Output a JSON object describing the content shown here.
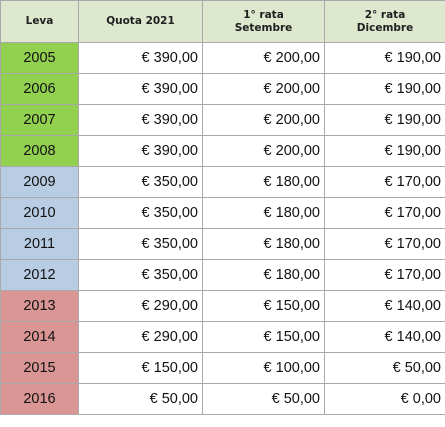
{
  "colors": {
    "header_bg": "#dde8cf",
    "group_green": "#92d050",
    "group_blue": "#b8cce4",
    "group_red": "#da9694",
    "grid": "#a9a9a9"
  },
  "table": {
    "headers": {
      "leva": "Leva",
      "quota": "Quota 2021",
      "rata1_line1": "1° rata",
      "rata1_line2": "Setembre",
      "rata2_line1": "2° rata",
      "rata2_line2": "Dicembre"
    },
    "rows": [
      {
        "leva": "2005",
        "quota": "€ 390,00",
        "rata1": "€ 200,00",
        "rata2": "€ 190,00"
      },
      {
        "leva": "2006",
        "quota": "€ 390,00",
        "rata1": "€ 200,00",
        "rata2": "€ 190,00"
      },
      {
        "leva": "2007",
        "quota": "€ 390,00",
        "rata1": "€ 200,00",
        "rata2": "€ 190,00"
      },
      {
        "leva": "2008",
        "quota": "€ 390,00",
        "rata1": "€ 200,00",
        "rata2": "€ 190,00"
      },
      {
        "leva": "2009",
        "quota": "€ 350,00",
        "rata1": "€ 180,00",
        "rata2": "€ 170,00"
      },
      {
        "leva": "2010",
        "quota": "€ 350,00",
        "rata1": "€ 180,00",
        "rata2": "€ 170,00"
      },
      {
        "leva": "2011",
        "quota": "€ 350,00",
        "rata1": "€ 180,00",
        "rata2": "€ 170,00"
      },
      {
        "leva": "2012",
        "quota": "€ 350,00",
        "rata1": "€ 180,00",
        "rata2": "€ 170,00"
      },
      {
        "leva": "2013",
        "quota": "€ 290,00",
        "rata1": "€ 150,00",
        "rata2": "€ 140,00"
      },
      {
        "leva": "2014",
        "quota": "€ 290,00",
        "rata1": "€ 150,00",
        "rata2": "€ 140,00"
      },
      {
        "leva": "2015",
        "quota": "€ 150,00",
        "rata1": "€ 100,00",
        "rata2": "€ 50,00"
      },
      {
        "leva": "2016",
        "quota": "€ 50,00",
        "rata1": "€ 50,00",
        "rata2": "€ 0,00"
      }
    ]
  }
}
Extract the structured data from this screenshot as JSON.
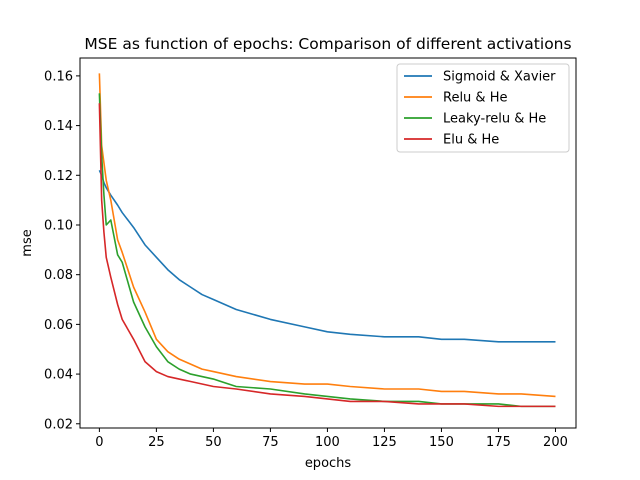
{
  "chart_data": {
    "type": "line",
    "title": "MSE as function of epochs: Comparison of different activations",
    "xlabel": "epochs",
    "ylabel": "mse",
    "xlim": [
      -8.5,
      209
    ],
    "ylim": [
      0.0183,
      0.1672
    ],
    "xticks": [
      0,
      25,
      50,
      75,
      100,
      125,
      150,
      175,
      200
    ],
    "xtick_labels": [
      "0",
      "25",
      "50",
      "75",
      "100",
      "125",
      "150",
      "175",
      "200"
    ],
    "yticks": [
      0.02,
      0.04,
      0.06,
      0.08,
      0.1,
      0.12,
      0.14,
      0.16
    ],
    "ytick_labels": [
      "0.02",
      "0.04",
      "0.06",
      "0.08",
      "0.10",
      "0.12",
      "0.14",
      "0.16"
    ],
    "grid": false,
    "legend_position": "top-right",
    "x": [
      0,
      1,
      2,
      3,
      5,
      8,
      10,
      15,
      20,
      25,
      30,
      35,
      40,
      45,
      50,
      60,
      75,
      90,
      100,
      110,
      125,
      140,
      150,
      160,
      175,
      185,
      200
    ],
    "series": [
      {
        "name": "Sigmoid & Xavier",
        "color": "#1f77b4",
        "values": [
          0.122,
          0.12,
          0.117,
          0.115,
          0.112,
          0.108,
          0.105,
          0.099,
          0.092,
          0.087,
          0.082,
          0.078,
          0.075,
          0.072,
          0.07,
          0.066,
          0.062,
          0.059,
          0.057,
          0.056,
          0.055,
          0.055,
          0.054,
          0.054,
          0.053,
          0.053,
          0.053
        ]
      },
      {
        "name": "Relu & He",
        "color": "#ff7f0e",
        "values": [
          0.161,
          0.132,
          0.125,
          0.118,
          0.11,
          0.094,
          0.089,
          0.075,
          0.065,
          0.054,
          0.049,
          0.046,
          0.044,
          0.042,
          0.041,
          0.039,
          0.037,
          0.036,
          0.036,
          0.035,
          0.034,
          0.034,
          0.033,
          0.033,
          0.032,
          0.032,
          0.031
        ]
      },
      {
        "name": "Leaky-relu & He",
        "color": "#2ca02c",
        "values": [
          0.153,
          0.128,
          0.112,
          0.1,
          0.102,
          0.088,
          0.085,
          0.069,
          0.059,
          0.051,
          0.045,
          0.042,
          0.04,
          0.039,
          0.038,
          0.035,
          0.034,
          0.032,
          0.031,
          0.03,
          0.029,
          0.029,
          0.028,
          0.028,
          0.028,
          0.027,
          0.027
        ]
      },
      {
        "name": "Elu & He",
        "color": "#d62728",
        "values": [
          0.149,
          0.11,
          0.097,
          0.087,
          0.079,
          0.068,
          0.062,
          0.054,
          0.045,
          0.041,
          0.039,
          0.038,
          0.037,
          0.036,
          0.035,
          0.034,
          0.032,
          0.031,
          0.03,
          0.029,
          0.029,
          0.028,
          0.028,
          0.028,
          0.027,
          0.027,
          0.027
        ]
      }
    ]
  }
}
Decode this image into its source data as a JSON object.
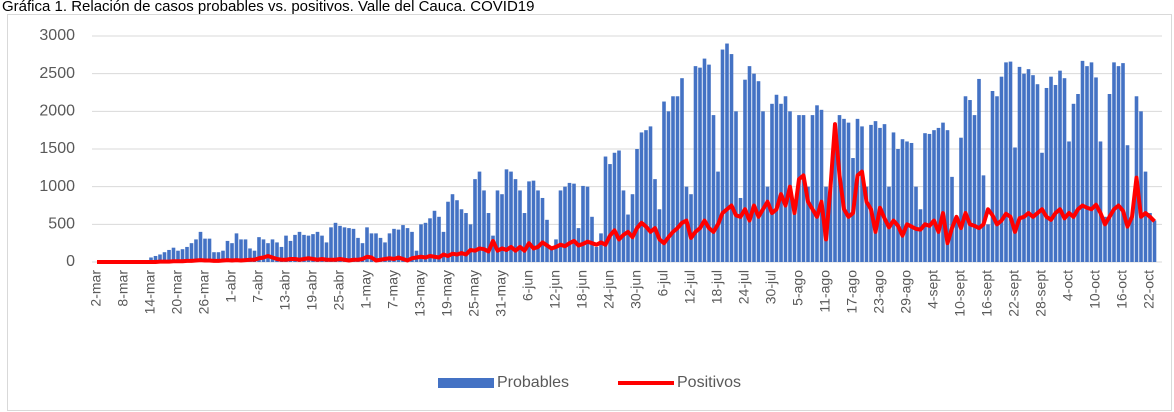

====

- Task details
The required output is the number of lines containing the word "object", and nothing besides.

- Output of the task
2